INPUT:

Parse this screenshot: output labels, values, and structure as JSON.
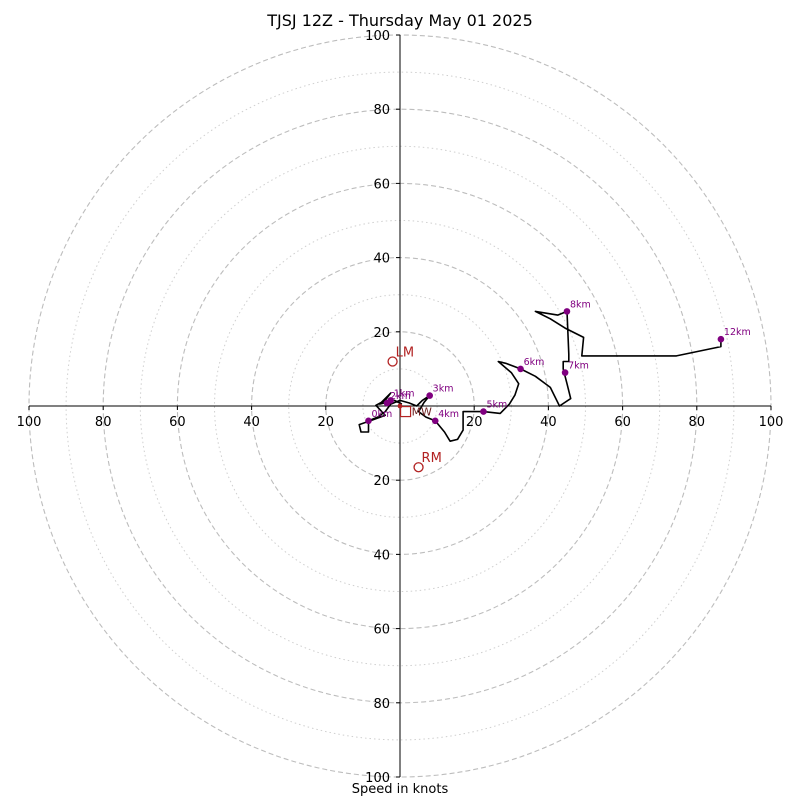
{
  "chart_data": {
    "type": "line",
    "chart_kind": "hodograph",
    "title": "TJSJ 12Z - Thursday May 01 2025",
    "xlabel": "Speed in knots",
    "ylabel": "",
    "xlim": [
      -100,
      100
    ],
    "ylim": [
      -100,
      100
    ],
    "axis_units": "knots",
    "axis_tick_values": [
      100,
      80,
      60,
      40,
      20
    ],
    "ring_dashed_values": [
      20,
      40,
      60,
      80,
      100
    ],
    "ring_dotted_values": [
      10,
      30,
      50,
      70,
      90
    ],
    "grid": true,
    "colors": {
      "trace": "#000000",
      "height_marker": "#800080",
      "storm_motion": "#b22222",
      "ring_dashed": "#bdbdbd",
      "ring_dotted": "#cfcfcf",
      "axis": "#000000"
    },
    "series": [
      {
        "points": [
          {
            "x": 0.5,
            "y": 0.5
          },
          {
            "x": -1.5,
            "y": 1.5
          },
          {
            "x": -3.5,
            "y": 1.0
          },
          {
            "x": -5.5,
            "y": 0.5
          },
          {
            "x": -4.0,
            "y": 2.0
          },
          {
            "x": -2.5,
            "y": 3.5
          },
          {
            "x": -4.0,
            "y": 1.5
          },
          {
            "x": -6.5,
            "y": 0.2
          },
          {
            "x": -4.0,
            "y": -2.5
          },
          {
            "x": -8.0,
            "y": -4.0
          },
          {
            "x": -11.0,
            "y": -5.0
          },
          {
            "x": -10.5,
            "y": -7.0
          },
          {
            "x": -8.5,
            "y": -7.0
          },
          {
            "x": -8.5,
            "y": -4.0
          },
          {
            "x": -6.0,
            "y": -3.0
          },
          {
            "x": -4.0,
            "y": -1.5
          },
          {
            "x": -2.5,
            "y": 0.5
          },
          {
            "x": 0.0,
            "y": 1.5
          },
          {
            "x": 2.5,
            "y": 0.8
          },
          {
            "x": 4.5,
            "y": 0.0
          },
          {
            "x": 6.0,
            "y": 1.5
          },
          {
            "x": 8.0,
            "y": 2.8
          },
          {
            "x": 6.5,
            "y": 1.0
          },
          {
            "x": 5.0,
            "y": -1.5
          },
          {
            "x": 7.0,
            "y": -3.0
          },
          {
            "x": 9.5,
            "y": -4.0
          },
          {
            "x": 12.0,
            "y": -7.0
          },
          {
            "x": 13.5,
            "y": -9.5
          },
          {
            "x": 15.5,
            "y": -9.0
          },
          {
            "x": 17.0,
            "y": -6.5
          },
          {
            "x": 17.0,
            "y": -1.5
          },
          {
            "x": 22.5,
            "y": -1.5
          },
          {
            "x": 27.0,
            "y": -2.0
          },
          {
            "x": 29.5,
            "y": 0.5
          },
          {
            "x": 31.0,
            "y": 3.0
          },
          {
            "x": 32.0,
            "y": 6.0
          },
          {
            "x": 30.0,
            "y": 9.0
          },
          {
            "x": 26.5,
            "y": 12.0
          },
          {
            "x": 28.5,
            "y": 11.5
          },
          {
            "x": 32.5,
            "y": 10.0
          },
          {
            "x": 36.5,
            "y": 8.0
          },
          {
            "x": 40.5,
            "y": 5.0
          },
          {
            "x": 43.0,
            "y": 0.0
          },
          {
            "x": 46.0,
            "y": 2.0
          },
          {
            "x": 45.0,
            "y": 6.0
          },
          {
            "x": 44.0,
            "y": 10.0
          },
          {
            "x": 44.0,
            "y": 12.0
          },
          {
            "x": 45.5,
            "y": 12.0
          },
          {
            "x": 45.5,
            "y": 14.0
          },
          {
            "x": 45.0,
            "y": 25.5
          },
          {
            "x": 42.5,
            "y": 24.5
          },
          {
            "x": 36.5,
            "y": 25.5
          },
          {
            "x": 40.5,
            "y": 23.5
          },
          {
            "x": 44.5,
            "y": 21.0
          },
          {
            "x": 49.5,
            "y": 18.5
          },
          {
            "x": 49.0,
            "y": 13.5
          },
          {
            "x": 74.5,
            "y": 13.5
          },
          {
            "x": 86.5,
            "y": 16.0
          },
          {
            "x": 86.5,
            "y": 18.0
          }
        ]
      }
    ],
    "height_markers": [
      {
        "label": "0km",
        "x": -8.5,
        "y": -4.0
      },
      {
        "label": "1km",
        "x": -2.5,
        "y": 1.5
      },
      {
        "label": "2km",
        "x": -3.5,
        "y": 0.8
      },
      {
        "label": "3km",
        "x": 8.0,
        "y": 2.8
      },
      {
        "label": "4km",
        "x": 9.5,
        "y": -4.0
      },
      {
        "label": "5km",
        "x": 22.5,
        "y": -1.5
      },
      {
        "label": "6km",
        "x": 32.5,
        "y": 10.0
      },
      {
        "label": "7km",
        "x": 44.5,
        "y": 9.0
      },
      {
        "label": "8km",
        "x": 45.0,
        "y": 25.5
      },
      {
        "label": "12km",
        "x": 86.5,
        "y": 18.0
      }
    ],
    "storm_motion": {
      "lm": {
        "label": "LM",
        "x": -2.0,
        "y": 12.0
      },
      "rm": {
        "label": "RM",
        "x": 5.0,
        "y": -16.5
      },
      "mw": {
        "label": "MW",
        "x": 1.5,
        "y": -1.5
      },
      "mean_marker": {
        "x": 0.0,
        "y": 0.0
      }
    }
  }
}
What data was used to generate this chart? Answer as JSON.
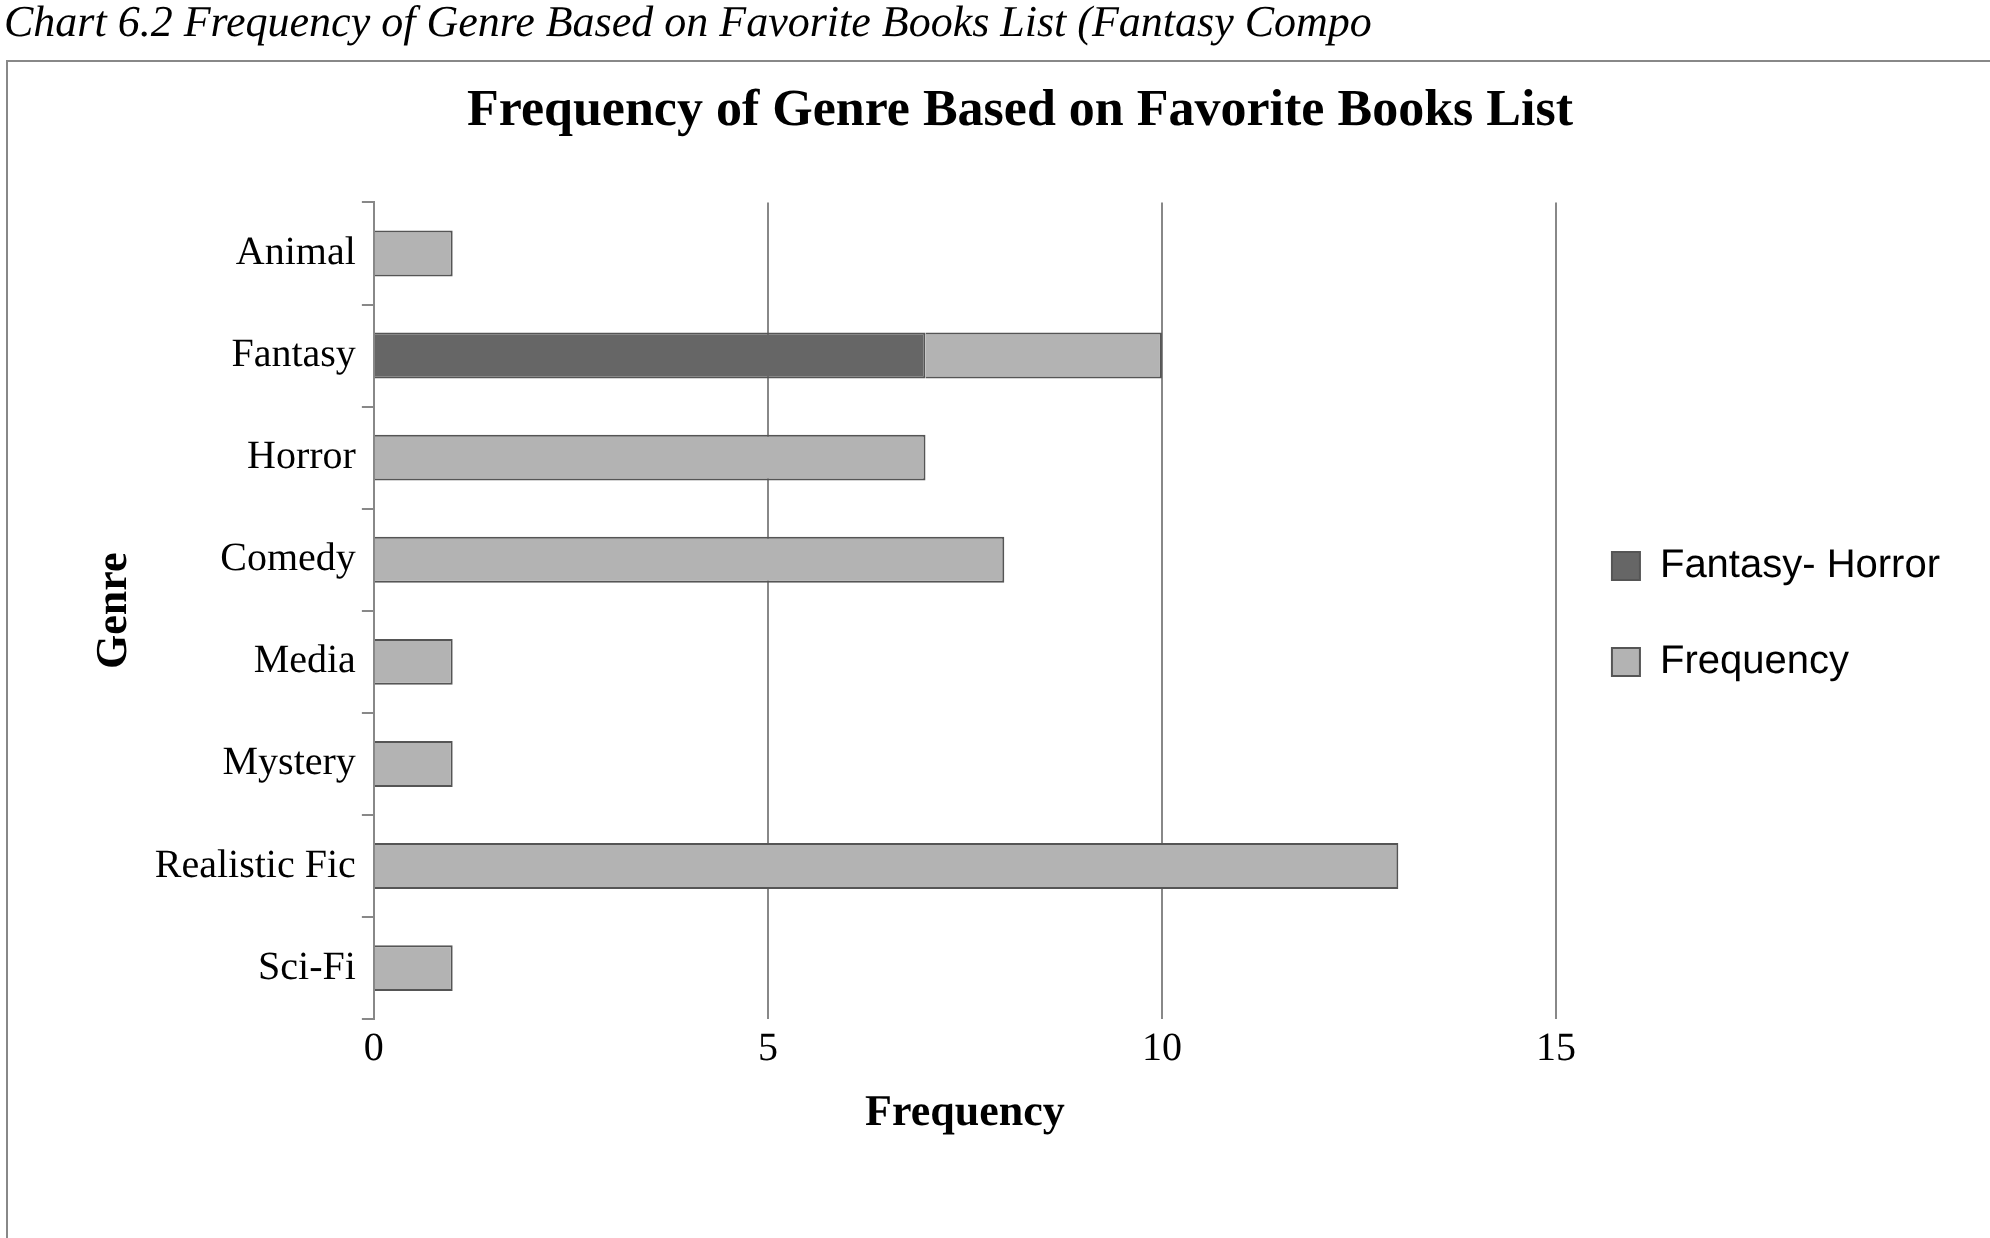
{
  "chart_data": {
    "type": "bar",
    "title": "Frequency of Genre Based on Favorite Books List",
    "orientation": "horizontal",
    "stacked": true,
    "categories": [
      "Animal",
      "Fantasy",
      "Horror",
      "Comedy",
      "Media",
      "Mystery",
      "Realistic Fic",
      "Sci-Fi"
    ],
    "series": [
      {
        "name": "Fantasy- Horror",
        "color": "#666666",
        "values": [
          null,
          7,
          null,
          null,
          null,
          null,
          null,
          null
        ]
      },
      {
        "name": "Frequency",
        "color": "#b3b3b3",
        "values": [
          1,
          3,
          7,
          8,
          1,
          1,
          13,
          1
        ]
      }
    ],
    "xlabel": "Frequency",
    "ylabel": "Genre",
    "xlim": [
      0,
      15
    ],
    "xticks": [
      0,
      5,
      10,
      15
    ],
    "grid": "x",
    "legend": "right",
    "annotations": [
      "Chart 6.2 Frequency of Genre Based on Favorite Books List (Fantasy Compo"
    ]
  }
}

PROBLEM TO SOLVE: Copy each line of the listing that includes "Genre".

ANSWER BELOW:
    "title": "Frequency of Genre Based on Favorite Books List",
    "ylabel": "Genre",
      "Chart 6.2 Frequency of Genre Based on Favorite Books List (Fantasy Compo"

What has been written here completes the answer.